Start of DATASET RECORDS
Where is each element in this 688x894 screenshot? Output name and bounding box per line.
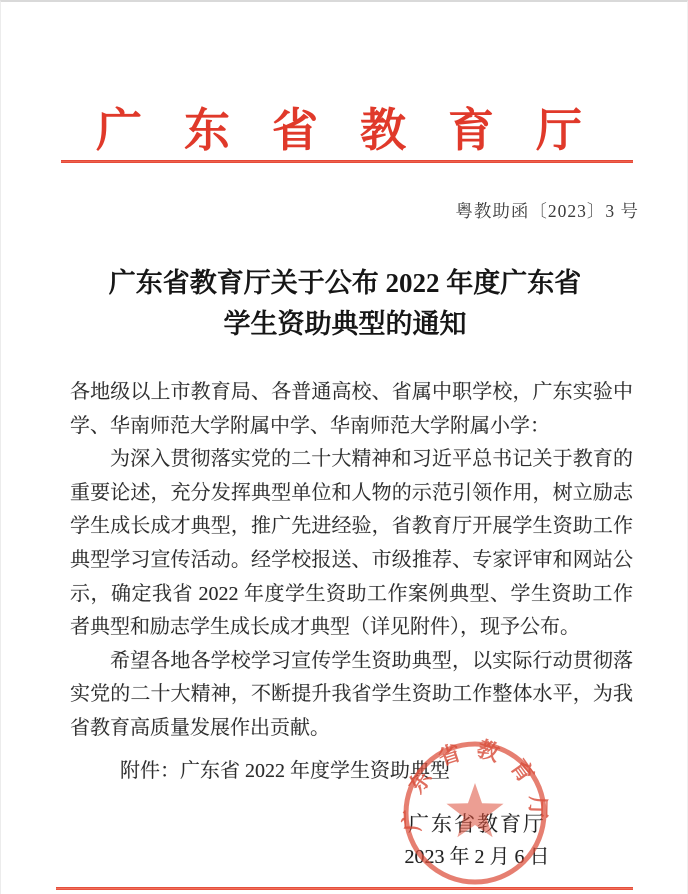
document-title: 广东省教育厅关于公布 2022 年度广东省 学生资助典型的通知 bbox=[1, 263, 688, 345]
document-body: 各地级以上市教育局、各普通高校、省属中职学校，广东实验中学、华南师范大学附属中学… bbox=[70, 376, 633, 746]
attachment-line: 附件：广东省 2022 年度学生资助典型 bbox=[70, 754, 633, 783]
signature-agency: 广东省教育厅 bbox=[404, 808, 550, 838]
document-title-line1: 广东省教育厅关于公布 2022 年度广东省 bbox=[1, 263, 688, 304]
signature-date: 2023 年 2 月 6 日 bbox=[397, 840, 557, 869]
document-number: 粤教助函〔2023〕3 号 bbox=[455, 198, 639, 223]
official-document-page: 广东省教育厅 粤教助函〔2023〕3 号 广东省教育厅关于公布 2022 年度广… bbox=[0, 0, 688, 894]
body-paragraph-1: 为深入贯彻落实党的二十大精神和习近平总书记关于教育的重要论述，充分发挥典型单位和… bbox=[70, 443, 633, 645]
footer-red-rule bbox=[56, 887, 633, 890]
document-title-line2: 学生资助典型的通知 bbox=[1, 304, 688, 345]
body-paragraph-2: 希望各地各学校学习宣传学生资助典型，以实际行动贯彻落实党的二十大精神，不断提升我… bbox=[70, 645, 633, 746]
header-red-rule bbox=[61, 160, 633, 163]
salutation-paragraph: 各地级以上市教育局、各普通高校、省属中职学校，广东实验中学、华南师范大学附属中学… bbox=[70, 376, 633, 443]
agency-header-title: 广东省教育厅 bbox=[1, 94, 688, 160]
End of DATASET RECORDS
WRITTEN INSTRUCTION: Please collect every line from the entries above that contains the string "signature", matching case exactly.

IN RESPONSE:
signature-agency: 广东省教育厅 bbox=[404, 808, 550, 838]
signature-date: 2023 年 2 月 6 日 bbox=[397, 840, 557, 869]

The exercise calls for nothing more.